Items from a figure collection
+-------+

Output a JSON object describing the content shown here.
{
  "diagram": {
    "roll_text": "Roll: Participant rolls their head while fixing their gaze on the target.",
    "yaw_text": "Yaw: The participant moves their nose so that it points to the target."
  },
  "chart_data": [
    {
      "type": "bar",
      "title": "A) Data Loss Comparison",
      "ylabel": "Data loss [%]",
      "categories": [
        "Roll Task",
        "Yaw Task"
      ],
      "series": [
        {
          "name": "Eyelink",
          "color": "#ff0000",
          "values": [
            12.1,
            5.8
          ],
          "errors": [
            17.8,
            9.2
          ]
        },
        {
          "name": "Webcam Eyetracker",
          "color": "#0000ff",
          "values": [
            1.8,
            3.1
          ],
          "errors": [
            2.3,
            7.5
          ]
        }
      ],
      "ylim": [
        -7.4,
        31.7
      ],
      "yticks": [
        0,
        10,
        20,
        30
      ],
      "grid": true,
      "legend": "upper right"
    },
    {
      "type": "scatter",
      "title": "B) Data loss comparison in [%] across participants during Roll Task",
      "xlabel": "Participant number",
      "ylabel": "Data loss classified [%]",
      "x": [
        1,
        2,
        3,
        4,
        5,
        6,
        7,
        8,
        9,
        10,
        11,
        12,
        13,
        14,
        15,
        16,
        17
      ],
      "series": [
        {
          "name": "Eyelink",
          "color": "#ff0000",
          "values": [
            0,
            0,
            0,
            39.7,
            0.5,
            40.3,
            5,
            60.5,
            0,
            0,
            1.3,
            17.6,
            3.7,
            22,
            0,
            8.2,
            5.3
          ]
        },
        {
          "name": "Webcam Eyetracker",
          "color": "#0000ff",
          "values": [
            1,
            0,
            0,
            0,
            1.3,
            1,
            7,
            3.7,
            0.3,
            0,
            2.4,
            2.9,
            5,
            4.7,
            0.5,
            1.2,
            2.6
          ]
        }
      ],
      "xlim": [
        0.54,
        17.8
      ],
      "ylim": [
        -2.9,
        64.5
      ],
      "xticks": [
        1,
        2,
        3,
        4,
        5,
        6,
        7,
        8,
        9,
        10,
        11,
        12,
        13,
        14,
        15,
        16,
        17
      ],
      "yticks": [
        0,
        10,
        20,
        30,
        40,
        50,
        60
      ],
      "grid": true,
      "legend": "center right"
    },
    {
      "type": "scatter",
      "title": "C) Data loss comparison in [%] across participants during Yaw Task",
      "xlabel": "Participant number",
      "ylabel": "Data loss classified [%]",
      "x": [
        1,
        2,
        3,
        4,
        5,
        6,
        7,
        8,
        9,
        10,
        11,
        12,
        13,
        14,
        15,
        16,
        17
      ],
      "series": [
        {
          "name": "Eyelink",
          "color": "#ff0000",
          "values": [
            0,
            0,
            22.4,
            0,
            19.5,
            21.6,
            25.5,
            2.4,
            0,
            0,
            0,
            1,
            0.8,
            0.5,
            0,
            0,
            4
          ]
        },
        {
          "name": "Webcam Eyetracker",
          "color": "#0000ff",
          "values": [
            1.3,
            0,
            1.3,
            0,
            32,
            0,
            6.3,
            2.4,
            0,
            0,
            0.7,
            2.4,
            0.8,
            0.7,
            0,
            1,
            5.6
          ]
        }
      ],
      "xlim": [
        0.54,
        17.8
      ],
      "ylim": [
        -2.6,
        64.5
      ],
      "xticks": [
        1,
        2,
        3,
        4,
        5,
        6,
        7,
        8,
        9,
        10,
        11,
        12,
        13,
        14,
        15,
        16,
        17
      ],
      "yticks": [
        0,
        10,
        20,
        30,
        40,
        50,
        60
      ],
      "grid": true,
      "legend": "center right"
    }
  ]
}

+-------+

▶ WHAT YOU ARE ASKED TO DO
Retype the data exactly as given.

▶ FULL RESPONSE
Output a JSON object describing the content shown here.
{
  "diagram": {
    "roll_text": "Roll: Participant rolls their head while fixing their gaze on the target.",
    "yaw_text": "Yaw: The participant moves their nose so that it points to the target."
  },
  "chart_data": [
    {
      "type": "bar",
      "title": "A) Data Loss Comparison",
      "ylabel": "Data loss [%]",
      "categories": [
        "Roll Task",
        "Yaw Task"
      ],
      "series": [
        {
          "name": "Eyelink",
          "color": "#ff0000",
          "values": [
            12.1,
            5.8
          ],
          "errors": [
            17.8,
            9.2
          ]
        },
        {
          "name": "Webcam Eyetracker",
          "color": "#0000ff",
          "values": [
            1.8,
            3.1
          ],
          "errors": [
            2.3,
            7.5
          ]
        }
      ],
      "ylim": [
        -7.4,
        31.7
      ],
      "yticks": [
        0,
        10,
        20,
        30
      ],
      "grid": true,
      "legend": "upper right"
    },
    {
      "type": "scatter",
      "title": "B) Data loss comparison in [%] across participants during Roll Task",
      "xlabel": "Participant number",
      "ylabel": "Data loss classified [%]",
      "x": [
        1,
        2,
        3,
        4,
        5,
        6,
        7,
        8,
        9,
        10,
        11,
        12,
        13,
        14,
        15,
        16,
        17
      ],
      "series": [
        {
          "name": "Eyelink",
          "color": "#ff0000",
          "values": [
            0,
            0,
            0,
            39.7,
            0.5,
            40.3,
            5,
            60.5,
            0,
            0,
            1.3,
            17.6,
            3.7,
            22,
            0,
            8.2,
            5.3
          ]
        },
        {
          "name": "Webcam Eyetracker",
          "color": "#0000ff",
          "values": [
            1,
            0,
            0,
            0,
            1.3,
            1,
            7,
            3.7,
            0.3,
            0,
            2.4,
            2.9,
            5,
            4.7,
            0.5,
            1.2,
            2.6
          ]
        }
      ],
      "xlim": [
        0.54,
        17.8
      ],
      "ylim": [
        -2.9,
        64.5
      ],
      "xticks": [
        1,
        2,
        3,
        4,
        5,
        6,
        7,
        8,
        9,
        10,
        11,
        12,
        13,
        14,
        15,
        16,
        17
      ],
      "yticks": [
        0,
        10,
        20,
        30,
        40,
        50,
        60
      ],
      "grid": true,
      "legend": "center right"
    },
    {
      "type": "scatter",
      "title": "C) Data loss comparison in [%] across participants during Yaw Task",
      "xlabel": "Participant number",
      "ylabel": "Data loss classified [%]",
      "x": [
        1,
        2,
        3,
        4,
        5,
        6,
        7,
        8,
        9,
        10,
        11,
        12,
        13,
        14,
        15,
        16,
        17
      ],
      "series": [
        {
          "name": "Eyelink",
          "color": "#ff0000",
          "values": [
            0,
            0,
            22.4,
            0,
            19.5,
            21.6,
            25.5,
            2.4,
            0,
            0,
            0,
            1,
            0.8,
            0.5,
            0,
            0,
            4
          ]
        },
        {
          "name": "Webcam Eyetracker",
          "color": "#0000ff",
          "values": [
            1.3,
            0,
            1.3,
            0,
            32,
            0,
            6.3,
            2.4,
            0,
            0,
            0.7,
            2.4,
            0.8,
            0.7,
            0,
            1,
            5.6
          ]
        }
      ],
      "xlim": [
        0.54,
        17.8
      ],
      "ylim": [
        -2.6,
        64.5
      ],
      "xticks": [
        1,
        2,
        3,
        4,
        5,
        6,
        7,
        8,
        9,
        10,
        11,
        12,
        13,
        14,
        15,
        16,
        17
      ],
      "yticks": [
        0,
        10,
        20,
        30,
        40,
        50,
        60
      ],
      "grid": true,
      "legend": "center right"
    }
  ]
}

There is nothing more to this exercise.